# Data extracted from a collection
========

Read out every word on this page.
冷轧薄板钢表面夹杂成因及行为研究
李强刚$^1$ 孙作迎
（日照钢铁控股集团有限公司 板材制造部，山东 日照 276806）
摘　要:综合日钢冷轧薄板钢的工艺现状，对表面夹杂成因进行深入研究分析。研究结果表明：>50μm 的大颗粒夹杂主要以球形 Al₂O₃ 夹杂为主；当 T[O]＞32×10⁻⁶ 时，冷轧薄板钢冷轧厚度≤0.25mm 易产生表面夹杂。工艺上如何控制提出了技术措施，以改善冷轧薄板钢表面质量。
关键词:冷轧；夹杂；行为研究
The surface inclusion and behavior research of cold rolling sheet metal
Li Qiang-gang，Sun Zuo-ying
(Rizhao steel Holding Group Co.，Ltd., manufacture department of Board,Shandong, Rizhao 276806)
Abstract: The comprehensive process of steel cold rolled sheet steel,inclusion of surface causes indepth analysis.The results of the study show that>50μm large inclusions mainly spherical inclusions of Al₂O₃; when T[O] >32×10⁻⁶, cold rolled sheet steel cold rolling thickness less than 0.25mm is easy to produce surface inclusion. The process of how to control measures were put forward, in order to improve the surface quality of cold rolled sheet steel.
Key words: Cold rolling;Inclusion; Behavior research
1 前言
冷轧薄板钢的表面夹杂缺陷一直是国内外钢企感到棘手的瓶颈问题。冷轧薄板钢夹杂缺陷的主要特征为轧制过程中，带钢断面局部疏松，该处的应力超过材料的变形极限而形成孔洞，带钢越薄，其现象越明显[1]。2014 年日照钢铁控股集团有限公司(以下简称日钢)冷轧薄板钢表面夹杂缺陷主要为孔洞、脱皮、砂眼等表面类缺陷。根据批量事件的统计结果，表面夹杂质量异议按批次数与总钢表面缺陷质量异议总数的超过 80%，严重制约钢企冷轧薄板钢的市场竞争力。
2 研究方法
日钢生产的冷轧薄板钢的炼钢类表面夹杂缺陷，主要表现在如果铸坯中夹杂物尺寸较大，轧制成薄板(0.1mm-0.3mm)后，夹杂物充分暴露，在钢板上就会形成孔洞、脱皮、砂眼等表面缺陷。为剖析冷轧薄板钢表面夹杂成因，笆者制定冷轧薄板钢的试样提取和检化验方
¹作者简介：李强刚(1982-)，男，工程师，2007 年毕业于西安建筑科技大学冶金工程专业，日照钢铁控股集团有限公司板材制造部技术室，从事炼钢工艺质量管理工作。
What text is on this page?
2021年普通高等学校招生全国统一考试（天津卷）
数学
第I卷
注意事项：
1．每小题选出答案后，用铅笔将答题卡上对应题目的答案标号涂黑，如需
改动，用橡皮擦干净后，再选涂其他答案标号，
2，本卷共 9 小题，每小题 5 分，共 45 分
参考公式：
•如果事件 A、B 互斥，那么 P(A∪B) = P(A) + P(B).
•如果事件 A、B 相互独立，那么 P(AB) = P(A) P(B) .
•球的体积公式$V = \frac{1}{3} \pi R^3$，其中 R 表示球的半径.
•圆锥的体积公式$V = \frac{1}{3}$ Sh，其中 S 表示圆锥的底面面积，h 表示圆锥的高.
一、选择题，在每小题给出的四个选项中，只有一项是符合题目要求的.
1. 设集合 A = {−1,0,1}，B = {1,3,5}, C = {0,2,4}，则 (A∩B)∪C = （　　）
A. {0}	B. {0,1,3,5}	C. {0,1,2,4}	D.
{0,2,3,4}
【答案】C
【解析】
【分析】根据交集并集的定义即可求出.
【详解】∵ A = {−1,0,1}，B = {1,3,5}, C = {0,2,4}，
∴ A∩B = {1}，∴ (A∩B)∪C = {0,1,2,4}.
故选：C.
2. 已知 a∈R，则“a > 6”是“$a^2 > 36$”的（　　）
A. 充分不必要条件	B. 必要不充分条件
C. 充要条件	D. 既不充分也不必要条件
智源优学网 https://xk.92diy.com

========

# Task to complete
Each line of the material should be duplicated exactly, please.

# Response to this exercise
Read out every word on this page.
冷轧薄板钢表面夹杂成因及行为研究
李强刚$^1$ 孙作迎
（日照钢铁控股集团有限公司 板材制造部，山东 日照 276806）
摘　要:综合日钢冷轧薄板钢的工艺现状，对表面夹杂成因进行深入研究分析。研究结果表明：>50μm 的大颗粒夹杂主要以球形 Al₂O₃ 夹杂为主；当 T[O]＞32×10⁻⁶ 时，冷轧薄板钢冷轧厚度≤0.25mm 易产生表面夹杂。工艺上如何控制提出了技术措施，以改善冷轧薄板钢表面质量。
关键词:冷轧；夹杂；行为研究
The surface inclusion and behavior research of cold rolling sheet metal
Li Qiang-gang，Sun Zuo-ying
(Rizhao steel Holding Group Co.，Ltd., manufacture department of Board,Shandong, Rizhao 276806)
Abstract: The comprehensive process of steel cold rolled sheet steel,inclusion of surface causes indepth analysis.The results of the study show that>50μm large inclusions mainly spherical inclusions of Al₂O₃; when T[O] >32×10⁻⁶, cold rolled sheet steel cold rolling thickness less than 0.25mm is easy to produce surface inclusion. The process of how to control measures were put forward, in order to improve the surface quality of cold rolled sheet steel.
Key words: Cold rolling;Inclusion; Behavior research
1 前言
冷轧薄板钢的表面夹杂缺陷一直是国内外钢企感到棘手的瓶颈问题。冷轧薄板钢夹杂缺陷的主要特征为轧制过程中，带钢断面局部疏松，该处的应力超过材料的变形极限而形成孔洞，带钢越薄，其现象越明显[1]。2014 年日照钢铁控股集团有限公司(以下简称日钢)冷轧薄板钢表面夹杂缺陷主要为孔洞、脱皮、砂眼等表面类缺陷。根据批量事件的统计结果，表面夹杂质量异议按批次数与总钢表面缺陷质量异议总数的超过 80%，严重制约钢企冷轧薄板钢的市场竞争力。
2 研究方法
日钢生产的冷轧薄板钢的炼钢类表面夹杂缺陷，主要表现在如果铸坯中夹杂物尺寸较大，轧制成薄板(0.1mm-0.3mm)后，夹杂物充分暴露，在钢板上就会形成孔洞、脱皮、砂眼等表面缺陷。为剖析冷轧薄板钢表面夹杂成因，笆者制定冷轧薄板钢的试样提取和检化验方
¹作者简介：李强刚(1982-)，男，工程师，2007 年毕业于西安建筑科技大学冶金工程专业，日照钢铁控股集团有限公司板材制造部技术室，从事炼钢工艺质量管理工作。
What text is on this page?
2021年普通高等学校招生全国统一考试（天津卷）
数学
第I卷
注意事项：
1．每小题选出答案后，用铅笔将答题卡上对应题目的答案标号涂黑，如需
改动，用橡皮擦干净后，再选涂其他答案标号，
2，本卷共 9 小题，每小题 5 分，共 45 分
参考公式：
•如果事件 A、B 互斥，那么 P(A∪B) = P(A) + P(B).
•如果事件 A、B 相互独立，那么 P(AB) = P(A) P(B) .
•球的体积公式$V = \frac{1}{3} \pi R^3$，其中 R 表示球的半径.
•圆锥的体积公式$V = \frac{1}{3}$ Sh，其中 S 表示圆锥的底面面积，h 表示圆锥的高.
一、选择题，在每小题给出的四个选项中，只有一项是符合题目要求的.
1. 设集合 A = {−1,0,1}，B = {1,3,5}, C = {0,2,4}，则 (A∩B)∪C = （　　）
A. {0}	B. {0,1,3,5}	C. {0,1,2,4}	D.
{0,2,3,4}
【答案】C
【解析】
【分析】根据交集并集的定义即可求出.
【详解】∵ A = {−1,0,1}，B = {1,3,5}, C = {0,2,4}，
∴ A∩B = {1}，∴ (A∩B)∪C = {0,1,2,4}.
故选：C.
2. 已知 a∈R，则“a > 6”是“$a^2 > 36$”的（　　）
A. 充分不必要条件	B. 必要不充分条件
C. 充要条件	D. 既不充分也不必要条件
智源优学网 https://xk.92diy.com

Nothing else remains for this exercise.